SOURCE MATERIAL -
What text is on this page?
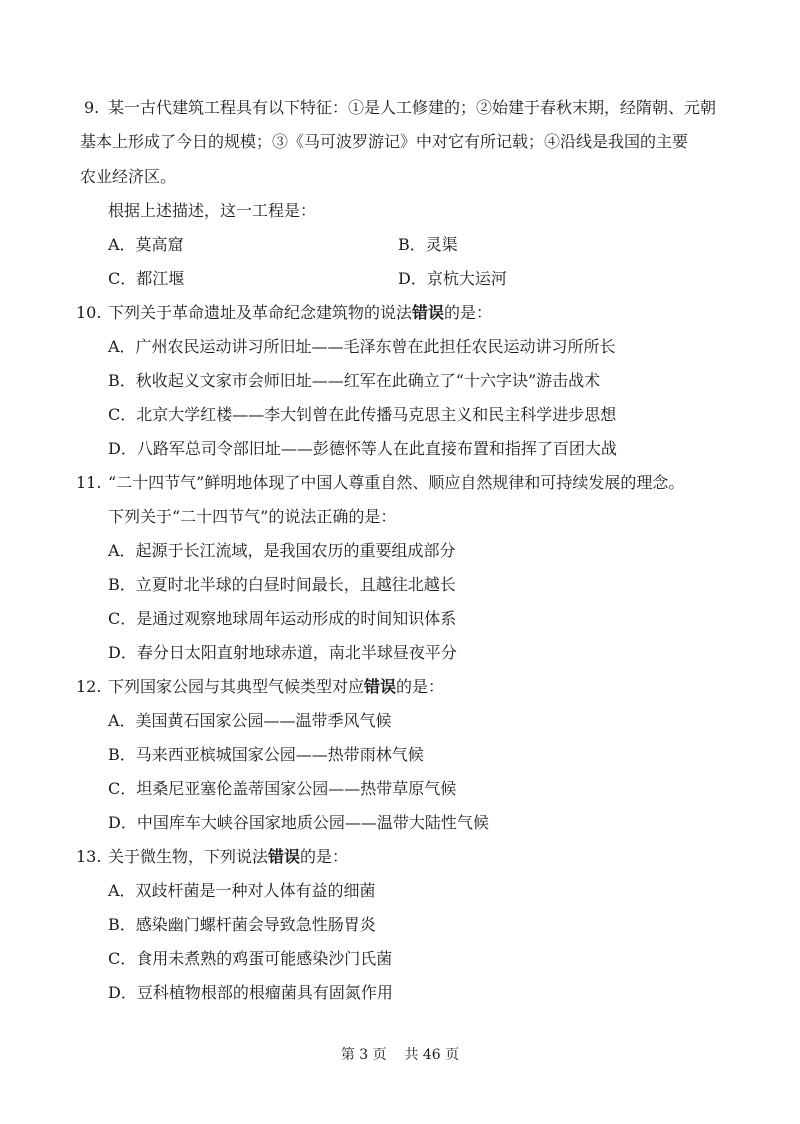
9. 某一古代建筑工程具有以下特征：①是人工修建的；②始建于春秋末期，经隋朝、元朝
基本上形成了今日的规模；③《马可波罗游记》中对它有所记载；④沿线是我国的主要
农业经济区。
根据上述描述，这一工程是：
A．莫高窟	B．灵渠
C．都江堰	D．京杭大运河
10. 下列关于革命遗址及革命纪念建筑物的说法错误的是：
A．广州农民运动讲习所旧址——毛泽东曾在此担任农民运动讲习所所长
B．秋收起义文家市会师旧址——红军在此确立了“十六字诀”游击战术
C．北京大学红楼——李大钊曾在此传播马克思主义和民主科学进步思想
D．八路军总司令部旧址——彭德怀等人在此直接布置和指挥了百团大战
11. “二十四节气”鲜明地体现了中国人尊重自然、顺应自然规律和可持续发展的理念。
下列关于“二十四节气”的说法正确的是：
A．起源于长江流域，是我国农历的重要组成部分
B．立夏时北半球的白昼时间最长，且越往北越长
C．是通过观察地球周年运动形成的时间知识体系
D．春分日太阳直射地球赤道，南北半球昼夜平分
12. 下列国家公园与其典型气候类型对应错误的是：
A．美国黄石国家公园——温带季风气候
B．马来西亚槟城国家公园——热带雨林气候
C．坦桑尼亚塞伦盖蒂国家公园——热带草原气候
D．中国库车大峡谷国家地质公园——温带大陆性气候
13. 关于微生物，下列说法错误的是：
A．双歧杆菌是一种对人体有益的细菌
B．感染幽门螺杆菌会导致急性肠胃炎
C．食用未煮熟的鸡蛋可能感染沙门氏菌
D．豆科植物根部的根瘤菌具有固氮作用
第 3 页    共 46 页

* * *

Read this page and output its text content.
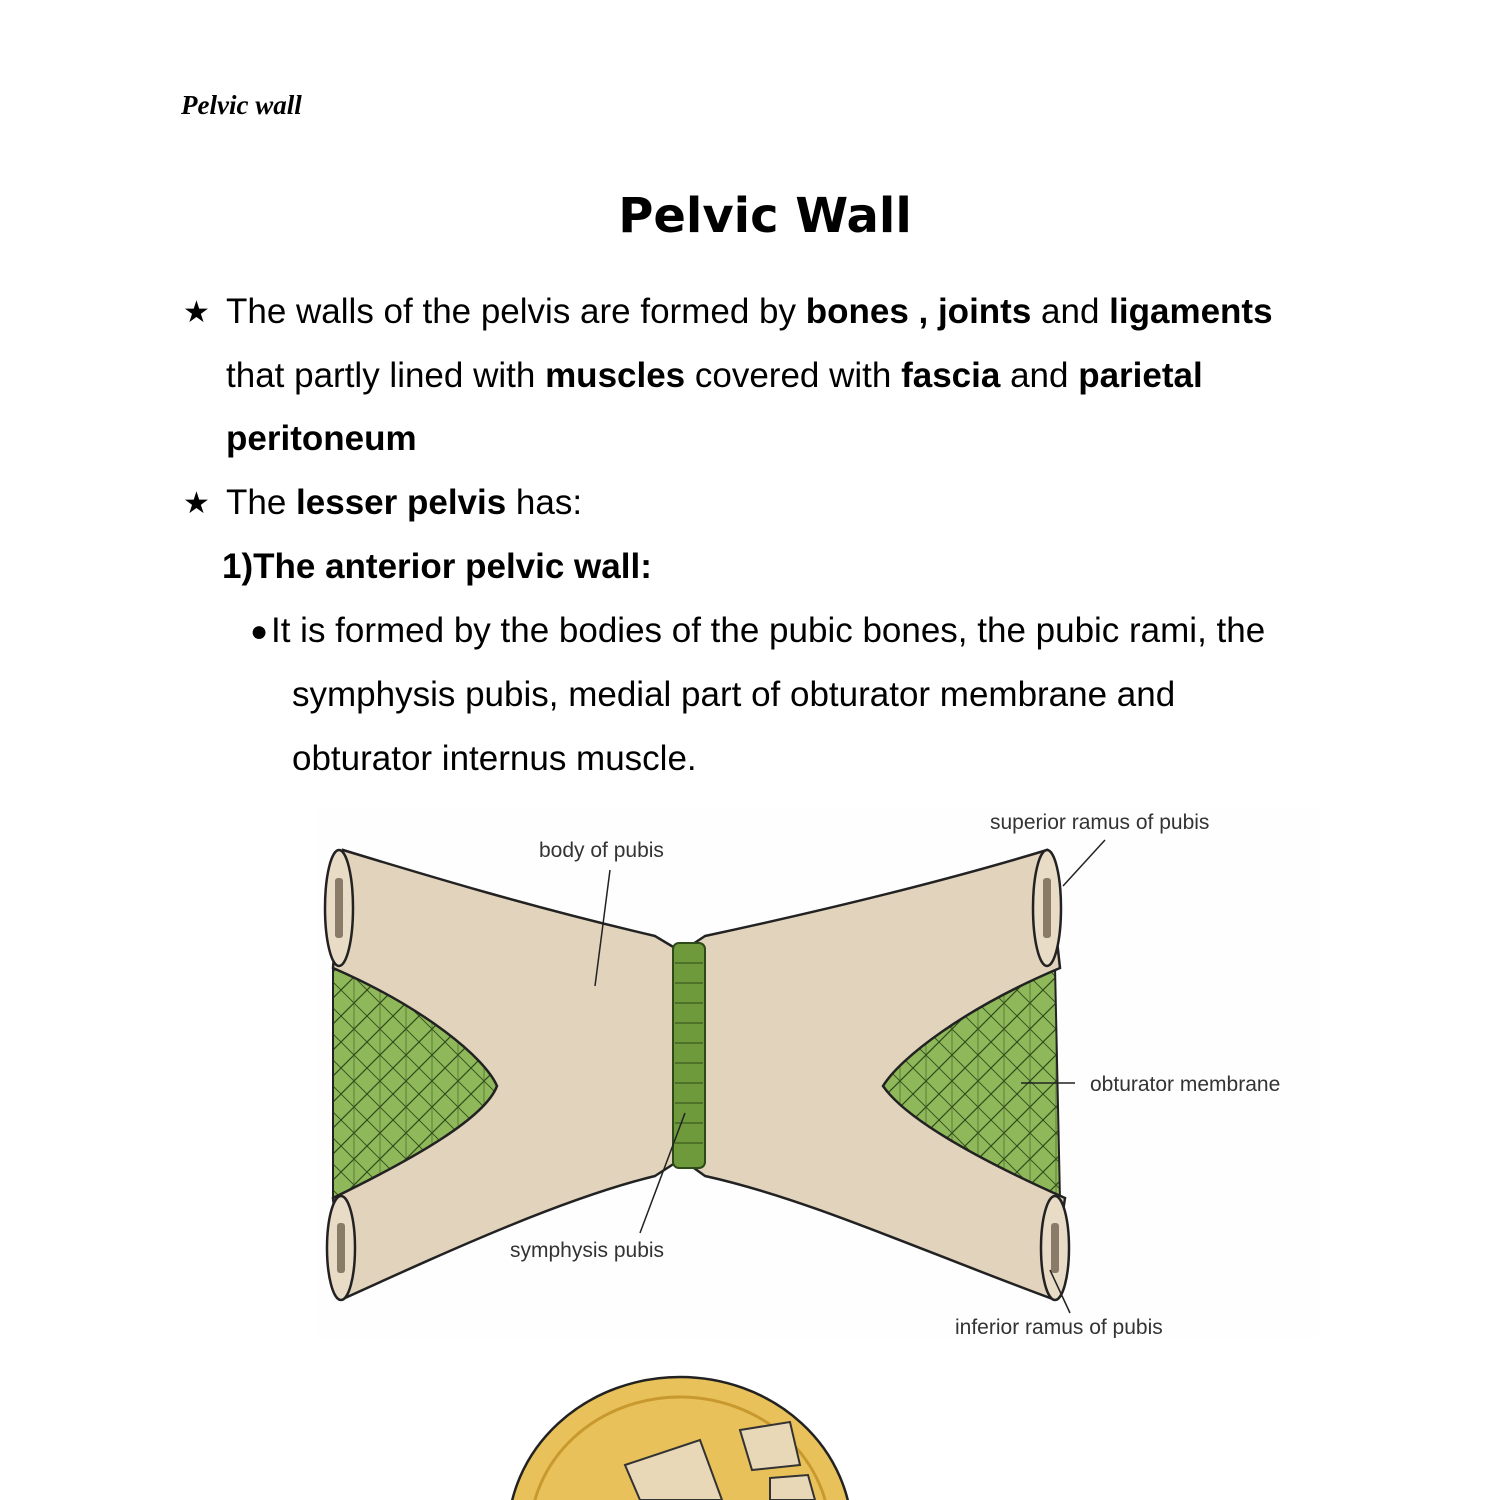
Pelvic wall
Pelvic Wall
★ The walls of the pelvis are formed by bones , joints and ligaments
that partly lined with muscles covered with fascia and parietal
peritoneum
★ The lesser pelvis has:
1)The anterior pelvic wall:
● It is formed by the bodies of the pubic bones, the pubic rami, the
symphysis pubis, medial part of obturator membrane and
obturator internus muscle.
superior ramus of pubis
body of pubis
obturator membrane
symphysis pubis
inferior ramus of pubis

WHAT THE TASK ASKS - Search the data above for the string "bones" and copy each line that has it.

FINAL ANSWER -
★ The walls of the pelvis are formed by bones , joints and ligaments
● It is formed by the bodies of the pubic bones, the pubic rami, the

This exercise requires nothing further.